Your goal:
Go through the data below and copy it exactly, skipping every picture.
═══ Provided data ═══
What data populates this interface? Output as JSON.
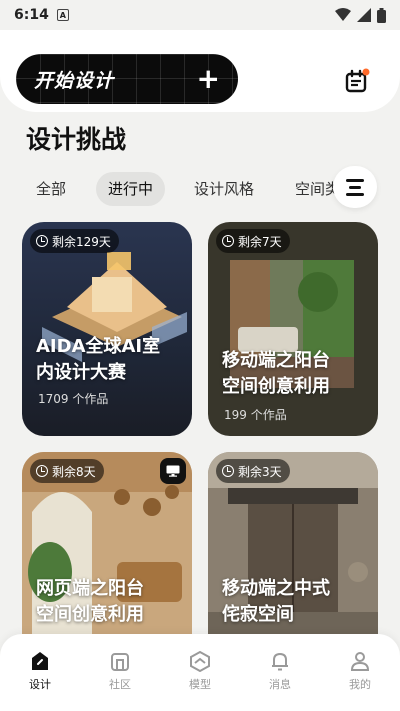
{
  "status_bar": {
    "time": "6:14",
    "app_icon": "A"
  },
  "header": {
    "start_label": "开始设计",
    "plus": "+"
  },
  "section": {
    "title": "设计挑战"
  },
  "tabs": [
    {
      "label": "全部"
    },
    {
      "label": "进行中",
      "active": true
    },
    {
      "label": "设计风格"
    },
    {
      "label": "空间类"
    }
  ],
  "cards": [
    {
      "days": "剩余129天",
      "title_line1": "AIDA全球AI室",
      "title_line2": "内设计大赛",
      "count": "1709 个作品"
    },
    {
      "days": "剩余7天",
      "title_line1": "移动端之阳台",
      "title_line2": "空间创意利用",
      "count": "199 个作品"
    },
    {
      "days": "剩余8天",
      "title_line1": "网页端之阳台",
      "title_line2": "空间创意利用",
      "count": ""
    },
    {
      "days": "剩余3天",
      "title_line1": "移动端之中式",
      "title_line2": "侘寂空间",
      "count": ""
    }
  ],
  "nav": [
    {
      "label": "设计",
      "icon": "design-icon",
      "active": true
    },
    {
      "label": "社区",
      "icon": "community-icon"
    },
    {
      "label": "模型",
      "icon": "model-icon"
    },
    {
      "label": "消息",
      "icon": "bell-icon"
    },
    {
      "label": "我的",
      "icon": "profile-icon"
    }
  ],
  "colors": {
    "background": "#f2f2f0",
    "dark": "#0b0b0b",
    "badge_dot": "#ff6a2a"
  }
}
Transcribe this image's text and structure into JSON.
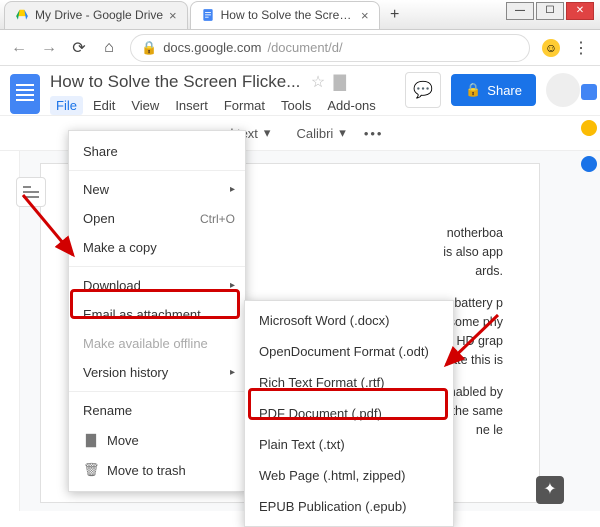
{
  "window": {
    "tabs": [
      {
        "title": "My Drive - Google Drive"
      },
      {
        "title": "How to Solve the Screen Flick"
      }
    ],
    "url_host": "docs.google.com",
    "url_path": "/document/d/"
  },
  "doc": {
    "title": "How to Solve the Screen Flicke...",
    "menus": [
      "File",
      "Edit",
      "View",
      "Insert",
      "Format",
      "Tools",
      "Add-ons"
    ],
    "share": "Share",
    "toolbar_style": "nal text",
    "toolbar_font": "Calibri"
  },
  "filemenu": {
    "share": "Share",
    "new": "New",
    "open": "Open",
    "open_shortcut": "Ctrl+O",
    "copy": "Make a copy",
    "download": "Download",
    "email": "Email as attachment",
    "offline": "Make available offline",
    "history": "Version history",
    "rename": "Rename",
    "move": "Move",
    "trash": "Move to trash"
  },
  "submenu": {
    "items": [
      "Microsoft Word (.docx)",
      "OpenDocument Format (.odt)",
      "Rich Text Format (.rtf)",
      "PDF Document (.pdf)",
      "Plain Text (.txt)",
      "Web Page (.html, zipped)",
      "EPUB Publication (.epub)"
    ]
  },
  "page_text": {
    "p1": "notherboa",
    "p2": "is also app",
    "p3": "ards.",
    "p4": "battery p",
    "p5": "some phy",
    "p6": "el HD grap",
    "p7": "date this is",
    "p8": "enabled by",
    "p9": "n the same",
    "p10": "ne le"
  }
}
═══
Response to the exercise:
What data populates this interface? Output as JSON.
{
  "status_bar": {
    "time": "6:14",
    "app_icon": "A"
  },
  "header": {
    "start_label": "开始设计",
    "plus": "+"
  },
  "section": {
    "title": "设计挑战"
  },
  "tabs": [
    {
      "label": "全部"
    },
    {
      "label": "进行中",
      "active": true
    },
    {
      "label": "设计风格"
    },
    {
      "label": "空间类"
    }
  ],
  "cards": [
    {
      "days": "剩余129天",
      "title_line1": "AIDA全球AI室",
      "title_line2": "内设计大赛",
      "count": "1709 个作品"
    },
    {
      "days": "剩余7天",
      "title_line1": "移动端之阳台",
      "title_line2": "空间创意利用",
      "count": "199 个作品"
    },
    {
      "days": "剩余8天",
      "title_line1": "网页端之阳台",
      "title_line2": "空间创意利用",
      "count": ""
    },
    {
      "days": "剩余3天",
      "title_line1": "移动端之中式",
      "title_line2": "侘寂空间",
      "count": ""
    }
  ],
  "nav": [
    {
      "label": "设计",
      "icon": "design-icon",
      "active": true
    },
    {
      "label": "社区",
      "icon": "community-icon"
    },
    {
      "label": "模型",
      "icon": "model-icon"
    },
    {
      "label": "消息",
      "icon": "bell-icon"
    },
    {
      "label": "我的",
      "icon": "profile-icon"
    }
  ],
  "colors": {
    "background": "#f2f2f0",
    "dark": "#0b0b0b",
    "badge_dot": "#ff6a2a"
  }
}
Transcribe this image's text and structure into JSON.
{
  "window": {
    "tabs": [
      {
        "title": "My Drive - Google Drive"
      },
      {
        "title": "How to Solve the Screen Flick"
      }
    ],
    "url_host": "docs.google.com",
    "url_path": "/document/d/"
  },
  "doc": {
    "title": "How to Solve the Screen Flicke...",
    "menus": [
      "File",
      "Edit",
      "View",
      "Insert",
      "Format",
      "Tools",
      "Add-ons"
    ],
    "share": "Share",
    "toolbar_style": "nal text",
    "toolbar_font": "Calibri"
  },
  "filemenu": {
    "share": "Share",
    "new": "New",
    "open": "Open",
    "open_shortcut": "Ctrl+O",
    "copy": "Make a copy",
    "download": "Download",
    "email": "Email as attachment",
    "offline": "Make available offline",
    "history": "Version history",
    "rename": "Rename",
    "move": "Move",
    "trash": "Move to trash"
  },
  "submenu": {
    "items": [
      "Microsoft Word (.docx)",
      "OpenDocument Format (.odt)",
      "Rich Text Format (.rtf)",
      "PDF Document (.pdf)",
      "Plain Text (.txt)",
      "Web Page (.html, zipped)",
      "EPUB Publication (.epub)"
    ]
  },
  "page_text": {
    "p1": "notherboa",
    "p2": "is also app",
    "p3": "ards.",
    "p4": "battery p",
    "p5": "some phy",
    "p6": "el HD grap",
    "p7": "date this is",
    "p8": "enabled by",
    "p9": "n the same",
    "p10": "ne le"
  }
}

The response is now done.